Written request =
Copy each line of the records that holds the string "Main".

Dataset extract =

◇ ◇ ◇ ◇

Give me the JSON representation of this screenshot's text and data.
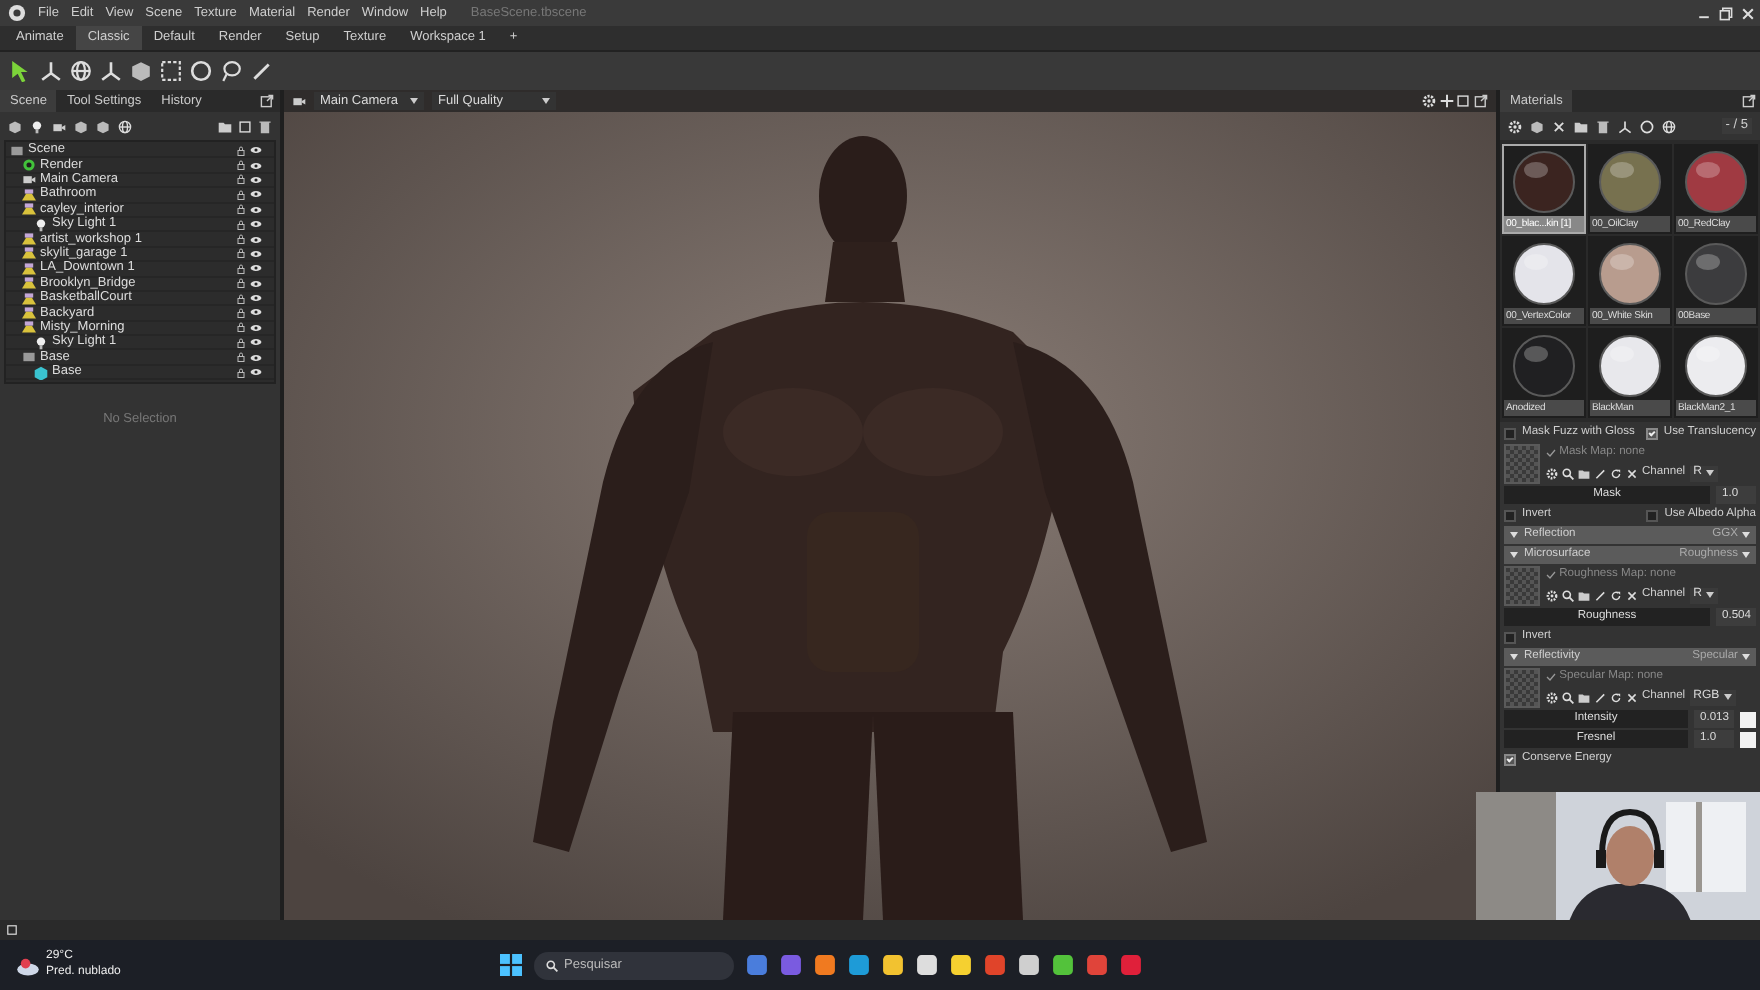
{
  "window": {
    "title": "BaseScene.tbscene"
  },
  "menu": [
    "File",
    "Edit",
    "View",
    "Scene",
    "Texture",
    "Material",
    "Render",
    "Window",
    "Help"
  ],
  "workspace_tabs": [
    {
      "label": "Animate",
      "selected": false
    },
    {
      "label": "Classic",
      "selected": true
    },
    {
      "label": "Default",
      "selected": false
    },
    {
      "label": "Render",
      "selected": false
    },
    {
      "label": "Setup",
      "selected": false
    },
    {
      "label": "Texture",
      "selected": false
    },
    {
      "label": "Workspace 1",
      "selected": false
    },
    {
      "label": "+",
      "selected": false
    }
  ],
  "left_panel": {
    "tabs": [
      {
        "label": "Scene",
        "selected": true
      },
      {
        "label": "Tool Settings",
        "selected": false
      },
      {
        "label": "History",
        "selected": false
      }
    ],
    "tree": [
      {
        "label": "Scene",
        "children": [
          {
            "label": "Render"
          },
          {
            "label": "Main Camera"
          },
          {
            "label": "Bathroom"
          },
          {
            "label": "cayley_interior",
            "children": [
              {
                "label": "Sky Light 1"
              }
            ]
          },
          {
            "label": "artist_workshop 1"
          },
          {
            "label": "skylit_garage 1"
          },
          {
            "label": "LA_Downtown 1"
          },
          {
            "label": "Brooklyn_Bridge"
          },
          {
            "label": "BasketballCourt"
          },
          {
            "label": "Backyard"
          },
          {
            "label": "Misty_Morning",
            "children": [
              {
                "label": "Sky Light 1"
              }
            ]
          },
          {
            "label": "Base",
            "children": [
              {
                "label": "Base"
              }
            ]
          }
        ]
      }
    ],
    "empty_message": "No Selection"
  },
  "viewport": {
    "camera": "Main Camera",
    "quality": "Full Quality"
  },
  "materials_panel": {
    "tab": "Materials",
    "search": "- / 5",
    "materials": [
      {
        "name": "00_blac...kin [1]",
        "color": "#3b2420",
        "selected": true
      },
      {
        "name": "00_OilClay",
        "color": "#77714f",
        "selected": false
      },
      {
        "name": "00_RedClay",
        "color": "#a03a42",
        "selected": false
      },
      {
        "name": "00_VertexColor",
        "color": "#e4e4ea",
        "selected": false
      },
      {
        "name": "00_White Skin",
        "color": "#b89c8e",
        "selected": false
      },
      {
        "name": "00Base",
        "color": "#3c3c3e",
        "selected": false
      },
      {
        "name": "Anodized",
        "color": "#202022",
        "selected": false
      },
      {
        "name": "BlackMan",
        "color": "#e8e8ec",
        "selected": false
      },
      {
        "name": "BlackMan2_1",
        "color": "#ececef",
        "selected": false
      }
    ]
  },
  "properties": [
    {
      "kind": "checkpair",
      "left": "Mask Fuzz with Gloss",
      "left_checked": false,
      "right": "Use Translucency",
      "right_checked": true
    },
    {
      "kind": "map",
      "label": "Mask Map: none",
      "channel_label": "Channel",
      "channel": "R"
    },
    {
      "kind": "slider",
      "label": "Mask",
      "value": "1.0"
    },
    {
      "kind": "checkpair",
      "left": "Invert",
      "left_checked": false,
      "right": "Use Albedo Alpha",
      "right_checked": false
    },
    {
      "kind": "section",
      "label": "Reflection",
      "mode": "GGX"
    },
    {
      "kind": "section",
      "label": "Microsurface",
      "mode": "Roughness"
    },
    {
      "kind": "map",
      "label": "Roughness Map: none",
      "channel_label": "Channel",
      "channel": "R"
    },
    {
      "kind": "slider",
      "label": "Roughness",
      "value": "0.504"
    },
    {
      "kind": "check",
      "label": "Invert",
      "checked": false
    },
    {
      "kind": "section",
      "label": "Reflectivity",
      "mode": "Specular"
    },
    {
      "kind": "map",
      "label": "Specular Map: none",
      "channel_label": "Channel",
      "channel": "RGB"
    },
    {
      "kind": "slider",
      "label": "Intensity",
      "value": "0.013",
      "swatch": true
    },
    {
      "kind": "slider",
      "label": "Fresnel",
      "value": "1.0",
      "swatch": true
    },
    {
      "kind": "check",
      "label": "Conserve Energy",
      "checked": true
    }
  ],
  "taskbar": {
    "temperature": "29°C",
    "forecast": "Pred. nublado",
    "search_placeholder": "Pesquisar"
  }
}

◇ ◇ ◇ ◇

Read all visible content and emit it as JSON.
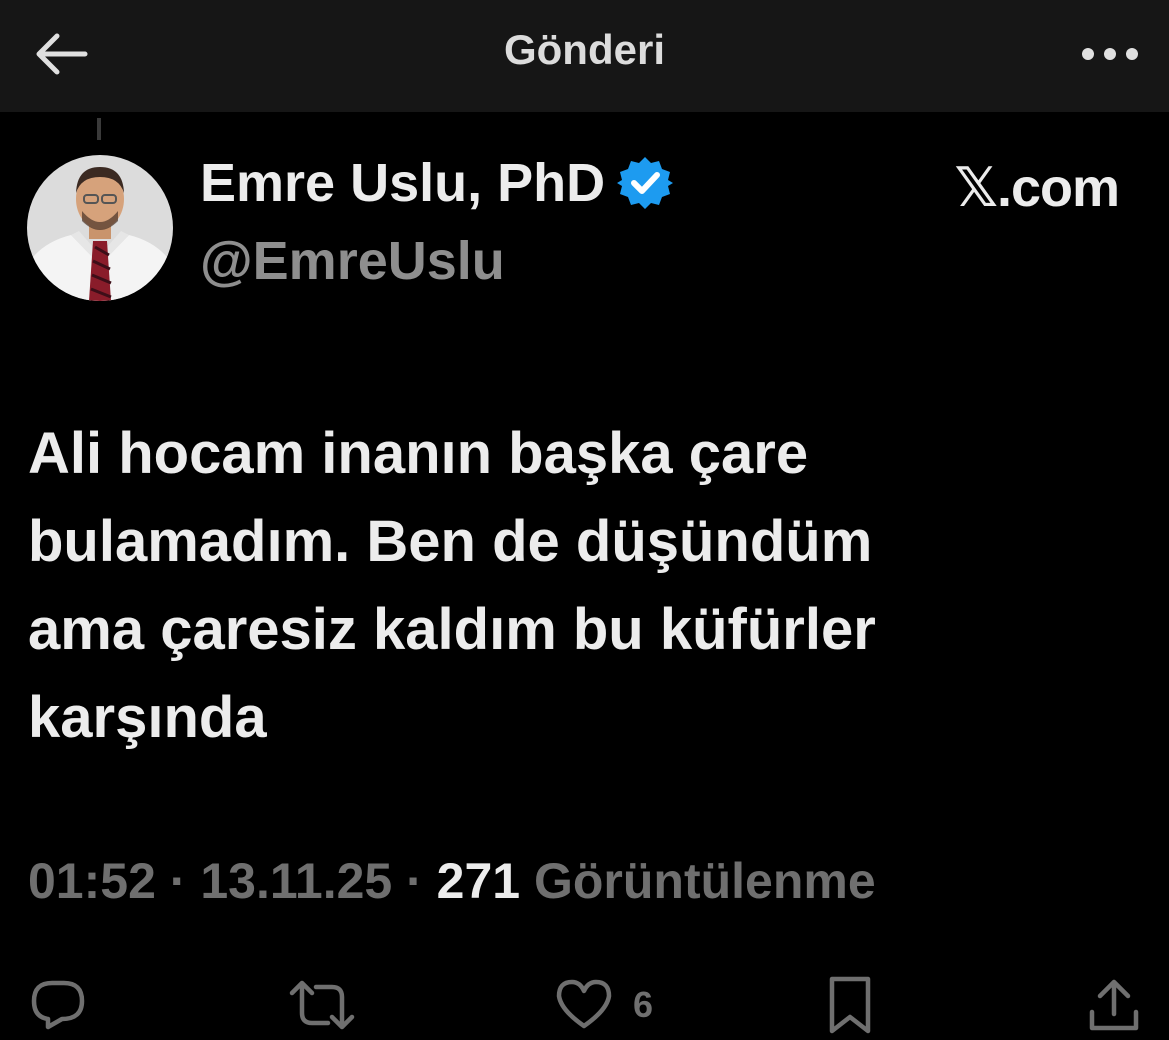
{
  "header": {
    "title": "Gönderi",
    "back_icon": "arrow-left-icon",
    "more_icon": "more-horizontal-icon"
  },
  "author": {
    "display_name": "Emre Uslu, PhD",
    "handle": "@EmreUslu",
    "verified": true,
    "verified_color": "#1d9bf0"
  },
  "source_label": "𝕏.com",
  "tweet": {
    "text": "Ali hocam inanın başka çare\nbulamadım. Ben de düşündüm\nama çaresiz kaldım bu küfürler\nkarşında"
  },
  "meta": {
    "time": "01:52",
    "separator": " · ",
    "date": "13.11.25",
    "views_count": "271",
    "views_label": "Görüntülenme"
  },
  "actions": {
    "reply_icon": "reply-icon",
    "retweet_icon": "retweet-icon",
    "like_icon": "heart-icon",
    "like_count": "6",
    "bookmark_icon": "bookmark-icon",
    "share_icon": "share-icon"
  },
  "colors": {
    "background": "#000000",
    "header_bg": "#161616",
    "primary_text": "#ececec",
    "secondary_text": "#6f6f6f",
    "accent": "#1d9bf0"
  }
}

◇ ◇ ◇ ◇

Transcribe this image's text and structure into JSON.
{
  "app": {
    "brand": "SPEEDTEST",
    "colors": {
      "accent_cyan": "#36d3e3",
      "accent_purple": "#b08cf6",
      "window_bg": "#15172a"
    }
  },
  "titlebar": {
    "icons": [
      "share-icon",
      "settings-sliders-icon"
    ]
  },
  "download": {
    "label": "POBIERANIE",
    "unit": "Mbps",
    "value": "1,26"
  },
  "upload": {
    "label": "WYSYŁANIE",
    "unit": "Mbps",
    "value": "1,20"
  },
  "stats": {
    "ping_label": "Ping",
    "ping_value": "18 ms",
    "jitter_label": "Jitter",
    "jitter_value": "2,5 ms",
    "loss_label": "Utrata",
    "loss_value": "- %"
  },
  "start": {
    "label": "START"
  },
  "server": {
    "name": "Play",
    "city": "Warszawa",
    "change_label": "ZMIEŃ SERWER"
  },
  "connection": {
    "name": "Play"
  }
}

◇ ◇ ◇ ◇

Exercise result =
            "label": "Main Camera"
    "camera": "Main Camera",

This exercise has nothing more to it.